Direction: Return the material below in full and exactly.

─── Available data ───

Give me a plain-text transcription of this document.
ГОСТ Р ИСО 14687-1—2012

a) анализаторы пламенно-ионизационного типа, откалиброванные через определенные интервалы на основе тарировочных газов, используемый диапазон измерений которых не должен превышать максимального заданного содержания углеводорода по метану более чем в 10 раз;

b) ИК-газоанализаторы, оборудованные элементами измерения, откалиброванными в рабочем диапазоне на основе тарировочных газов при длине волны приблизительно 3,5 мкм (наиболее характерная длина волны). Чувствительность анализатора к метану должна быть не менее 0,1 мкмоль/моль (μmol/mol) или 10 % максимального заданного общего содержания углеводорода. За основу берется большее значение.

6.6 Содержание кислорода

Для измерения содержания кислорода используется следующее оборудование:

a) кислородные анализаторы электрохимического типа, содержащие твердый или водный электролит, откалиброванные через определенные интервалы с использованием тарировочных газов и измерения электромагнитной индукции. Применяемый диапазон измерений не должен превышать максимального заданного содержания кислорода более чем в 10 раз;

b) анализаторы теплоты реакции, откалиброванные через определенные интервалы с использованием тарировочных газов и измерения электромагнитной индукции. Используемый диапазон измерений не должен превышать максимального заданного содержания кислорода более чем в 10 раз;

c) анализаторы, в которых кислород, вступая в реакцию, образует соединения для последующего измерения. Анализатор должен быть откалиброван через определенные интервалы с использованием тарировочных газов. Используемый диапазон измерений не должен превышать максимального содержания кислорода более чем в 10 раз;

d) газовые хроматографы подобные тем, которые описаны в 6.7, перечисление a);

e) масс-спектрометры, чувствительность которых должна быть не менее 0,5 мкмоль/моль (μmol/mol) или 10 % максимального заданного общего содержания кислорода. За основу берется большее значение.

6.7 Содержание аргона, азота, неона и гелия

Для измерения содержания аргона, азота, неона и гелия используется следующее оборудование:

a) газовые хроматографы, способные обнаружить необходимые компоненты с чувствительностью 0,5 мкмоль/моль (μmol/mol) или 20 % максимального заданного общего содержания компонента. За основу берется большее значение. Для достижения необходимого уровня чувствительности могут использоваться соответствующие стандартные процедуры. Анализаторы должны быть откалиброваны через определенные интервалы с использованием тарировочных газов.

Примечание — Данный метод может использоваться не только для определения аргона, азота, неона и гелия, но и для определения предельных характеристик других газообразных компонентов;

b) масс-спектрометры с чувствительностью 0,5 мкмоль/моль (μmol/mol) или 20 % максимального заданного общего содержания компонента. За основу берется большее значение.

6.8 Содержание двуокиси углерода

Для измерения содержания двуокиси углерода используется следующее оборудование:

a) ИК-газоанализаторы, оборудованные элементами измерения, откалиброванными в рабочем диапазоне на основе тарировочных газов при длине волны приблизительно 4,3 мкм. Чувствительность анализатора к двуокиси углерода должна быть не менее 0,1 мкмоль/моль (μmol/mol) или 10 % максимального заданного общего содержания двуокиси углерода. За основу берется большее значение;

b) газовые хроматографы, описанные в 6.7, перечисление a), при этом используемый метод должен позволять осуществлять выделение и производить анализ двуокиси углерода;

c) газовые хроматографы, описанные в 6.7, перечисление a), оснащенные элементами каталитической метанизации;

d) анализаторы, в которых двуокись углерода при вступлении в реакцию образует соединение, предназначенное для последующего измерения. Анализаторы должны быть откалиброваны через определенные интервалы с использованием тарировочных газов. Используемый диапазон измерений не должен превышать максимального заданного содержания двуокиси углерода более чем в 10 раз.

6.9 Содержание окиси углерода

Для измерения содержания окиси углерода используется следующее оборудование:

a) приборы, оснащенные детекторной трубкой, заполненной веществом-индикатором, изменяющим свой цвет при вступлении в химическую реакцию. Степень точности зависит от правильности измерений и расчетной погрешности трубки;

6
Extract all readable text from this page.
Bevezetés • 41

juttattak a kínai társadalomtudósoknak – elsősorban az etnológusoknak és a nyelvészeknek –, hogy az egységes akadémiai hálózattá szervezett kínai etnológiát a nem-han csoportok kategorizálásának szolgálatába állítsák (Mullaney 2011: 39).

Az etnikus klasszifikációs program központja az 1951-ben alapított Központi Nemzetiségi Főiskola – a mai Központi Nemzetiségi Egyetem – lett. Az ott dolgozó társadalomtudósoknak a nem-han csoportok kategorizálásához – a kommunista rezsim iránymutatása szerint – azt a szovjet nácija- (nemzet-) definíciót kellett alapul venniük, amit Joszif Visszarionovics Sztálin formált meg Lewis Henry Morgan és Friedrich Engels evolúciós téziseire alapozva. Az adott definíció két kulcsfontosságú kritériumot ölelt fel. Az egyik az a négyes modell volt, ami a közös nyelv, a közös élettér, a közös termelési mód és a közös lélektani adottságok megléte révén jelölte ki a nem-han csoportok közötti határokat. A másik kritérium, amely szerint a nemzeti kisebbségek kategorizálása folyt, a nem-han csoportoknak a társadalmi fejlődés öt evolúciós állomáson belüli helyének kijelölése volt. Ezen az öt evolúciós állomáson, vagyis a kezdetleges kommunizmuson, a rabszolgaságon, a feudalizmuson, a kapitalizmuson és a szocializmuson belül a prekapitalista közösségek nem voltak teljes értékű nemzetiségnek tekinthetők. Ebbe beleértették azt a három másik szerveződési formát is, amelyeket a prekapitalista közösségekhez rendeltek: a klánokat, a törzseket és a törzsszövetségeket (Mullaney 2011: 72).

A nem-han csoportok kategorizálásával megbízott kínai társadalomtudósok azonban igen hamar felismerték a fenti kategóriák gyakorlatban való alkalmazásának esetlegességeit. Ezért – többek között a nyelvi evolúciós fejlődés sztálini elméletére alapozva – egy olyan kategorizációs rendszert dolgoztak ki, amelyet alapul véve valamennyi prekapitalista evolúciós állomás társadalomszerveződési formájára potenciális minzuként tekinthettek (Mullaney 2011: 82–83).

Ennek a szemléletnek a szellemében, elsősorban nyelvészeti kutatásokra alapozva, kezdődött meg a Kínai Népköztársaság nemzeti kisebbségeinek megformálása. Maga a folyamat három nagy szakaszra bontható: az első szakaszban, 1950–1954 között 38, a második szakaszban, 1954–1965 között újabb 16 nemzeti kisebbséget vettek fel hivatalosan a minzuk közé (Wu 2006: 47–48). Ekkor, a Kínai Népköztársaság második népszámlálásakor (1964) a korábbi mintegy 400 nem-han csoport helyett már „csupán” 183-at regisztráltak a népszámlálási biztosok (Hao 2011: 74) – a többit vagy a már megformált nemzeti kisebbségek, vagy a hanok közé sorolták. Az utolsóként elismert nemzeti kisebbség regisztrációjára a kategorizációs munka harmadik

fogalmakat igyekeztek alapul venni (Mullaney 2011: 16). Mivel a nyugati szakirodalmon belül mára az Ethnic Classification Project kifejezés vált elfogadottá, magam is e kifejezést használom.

───

Reply:
Give me a plain-text transcription of this document.
ГОСТ Р ИСО 14687-1—2012

a) анализаторы пламенно-ионизационного типа, откалиброванные через определенные интервалы на основе тарировочных газов, используемый диапазон измерений которых не должен превышать максимального заданного содержания углеводорода по метану более чем в 10 раз;

b) ИК-газоанализаторы, оборудованные элементами измерения, откалиброванными в рабочем диапазоне на основе тарировочных газов при длине волны приблизительно 3,5 мкм (наиболее характерная длина волны). Чувствительность анализатора к метану должна быть не менее 0,1 мкмоль/моль (μmol/mol) или 10 % максимального заданного общего содержания углеводорода. За основу берется большее значение.

6.6 Содержание кислорода

Для измерения содержания кислорода используется следующее оборудование:

a) кислородные анализаторы электрохимического типа, содержащие твердый или водный электролит, откалиброванные через определенные интервалы с использованием тарировочных газов и измерения электромагнитной индукции. Применяемый диапазон измерений не должен превышать максимального заданного содержания кислорода более чем в 10 раз;

b) анализаторы теплоты реакции, откалиброванные через определенные интервалы с использованием тарировочных газов и измерения электромагнитной индукции. Используемый диапазон измерений не должен превышать максимального заданного содержания кислорода более чем в 10 раз;

c) анализаторы, в которых кислород, вступая в реакцию, образует соединения для последующего измерения. Анализатор должен быть откалиброван через определенные интервалы с использованием тарировочных газов. Используемый диапазон измерений не должен превышать максимального содержания кислорода более чем в 10 раз;

d) газовые хроматографы подобные тем, которые описаны в 6.7, перечисление a);

e) масс-спектрометры, чувствительность которых должна быть не менее 0,5 мкмоль/моль (μmol/mol) или 10 % максимального заданного общего содержания кислорода. За основу берется большее значение.

6.7 Содержание аргона, азота, неона и гелия

Для измерения содержания аргона, азота, неона и гелия используется следующее оборудование:

a) газовые хроматографы, способные обнаружить необходимые компоненты с чувствительностью 0,5 мкмоль/моль (μmol/mol) или 20 % максимального заданного общего содержания компонента. За основу берется большее значение. Для достижения необходимого уровня чувствительности могут использоваться соответствующие стандартные процедуры. Анализаторы должны быть откалиброваны через определенные интервалы с использованием тарировочных газов.

Примечание — Данный метод может использоваться не только для определения аргона, азота, неона и гелия, но и для определения предельных характеристик других газообразных компонентов;

b) масс-спектрометры с чувствительностью 0,5 мкмоль/моль (μmol/mol) или 20 % максимального заданного общего содержания компонента. За основу берется большее значение.

6.8 Содержание двуокиси углерода

Для измерения содержания двуокиси углерода используется следующее оборудование:

a) ИК-газоанализаторы, оборудованные элементами измерения, откалиброванными в рабочем диапазоне на основе тарировочных газов при длине волны приблизительно 4,3 мкм. Чувствительность анализатора к двуокиси углерода должна быть не менее 0,1 мкмоль/моль (μmol/mol) или 10 % максимального заданного общего содержания двуокиси углерода. За основу берется большее значение;

b) газовые хроматографы, описанные в 6.7, перечисление a), при этом используемый метод должен позволять осуществлять выделение и производить анализ двуокиси углерода;

c) газовые хроматографы, описанные в 6.7, перечисление a), оснащенные элементами каталитической метанизации;

d) анализаторы, в которых двуокись углерода при вступлении в реакцию образует соединение, предназначенное для последующего измерения. Анализаторы должны быть откалиброваны через определенные интервалы с использованием тарировочных газов. Используемый диапазон измерений не должен превышать максимального заданного содержания двуокиси углерода более чем в 10 раз.

6.9 Содержание окиси углерода

Для измерения содержания окиси углерода используется следующее оборудование:

a) приборы, оснащенные детекторной трубкой, заполненной веществом-индикатором, изменяющим свой цвет при вступлении в химическую реакцию. Степень точности зависит от правильности измерений и расчетной погрешности трубки;

6
Extract all readable text from this page.
Bevezetés • 41

juttattak a kínai társadalomtudósoknak – elsősorban az etnológusoknak és a nyelvészeknek –, hogy az egységes akadémiai hálózattá szervezett kínai etnológiát a nem-han csoportok kategorizálásának szolgálatába állítsák (Mullaney 2011: 39).

Az etnikus klasszifikációs program központja az 1951-ben alapított Központi Nemzetiségi Főiskola – a mai Központi Nemzetiségi Egyetem – lett. Az ott dolgozó társadalomtudósoknak a nem-han csoportok kategorizálásához – a kommunista rezsim iránymutatása szerint – azt a szovjet nácija- (nemzet-) definíciót kellett alapul venniük, amit Joszif Visszarionovics Sztálin formált meg Lewis Henry Morgan és Friedrich Engels evolúciós téziseire alapozva. Az adott definíció két kulcsfontosságú kritériumot ölelt fel. Az egyik az a négyes modell volt, ami a közös nyelv, a közös élettér, a közös termelési mód és a közös lélektani adottságok megléte révén jelölte ki a nem-han csoportok közötti határokat. A másik kritérium, amely szerint a nemzeti kisebbségek kategorizálása folyt, a nem-han csoportoknak a társadalmi fejlődés öt evolúciós állomáson belüli helyének kijelölése volt. Ezen az öt evolúciós állomáson, vagyis a kezdetleges kommunizmuson, a rabszolgaságon, a feudalizmuson, a kapitalizmuson és a szocializmuson belül a prekapitalista közösségek nem voltak teljes értékű nemzetiségnek tekinthetők. Ebbe beleértették azt a három másik szerveződési formát is, amelyeket a prekapitalista közösségekhez rendeltek: a klánokat, a törzseket és a törzsszövetségeket (Mullaney 2011: 72).

A nem-han csoportok kategorizálásával megbízott kínai társadalomtudósok azonban igen hamar felismerték a fenti kategóriák gyakorlatban való alkalmazásának esetlegességeit. Ezért – többek között a nyelvi evolúciós fejlődés sztálini elméletére alapozva – egy olyan kategorizációs rendszert dolgoztak ki, amelyet alapul véve valamennyi prekapitalista evolúciós állomás társadalomszerveződési formájára potenciális minzuként tekinthettek (Mullaney 2011: 82–83).

Ennek a szemléletnek a szellemében, elsősorban nyelvészeti kutatásokra alapozva, kezdődött meg a Kínai Népköztársaság nemzeti kisebbségeinek megformálása. Maga a folyamat három nagy szakaszra bontható: az első szakaszban, 1950–1954 között 38, a második szakaszban, 1954–1965 között újabb 16 nemzeti kisebbséget vettek fel hivatalosan a minzuk közé (Wu 2006: 47–48). Ekkor, a Kínai Népköztársaság második népszámlálásakor (1964) a korábbi mintegy 400 nem-han csoport helyett már „csupán” 183-at regisztráltak a népszámlálási biztosok (Hao 2011: 74) – a többit vagy a már megformált nemzeti kisebbségek, vagy a hanok közé sorolták. Az utolsóként elismert nemzeti kisebbség regisztrációjára a kategorizációs munka harmadik

fogalmakat igyekeztek alapul venni (Mullaney 2011: 16). Mivel a nyugati szakirodalmon belül mára az Ethnic Classification Project kifejezés vált elfogadottá, magam is e kifejezést használom.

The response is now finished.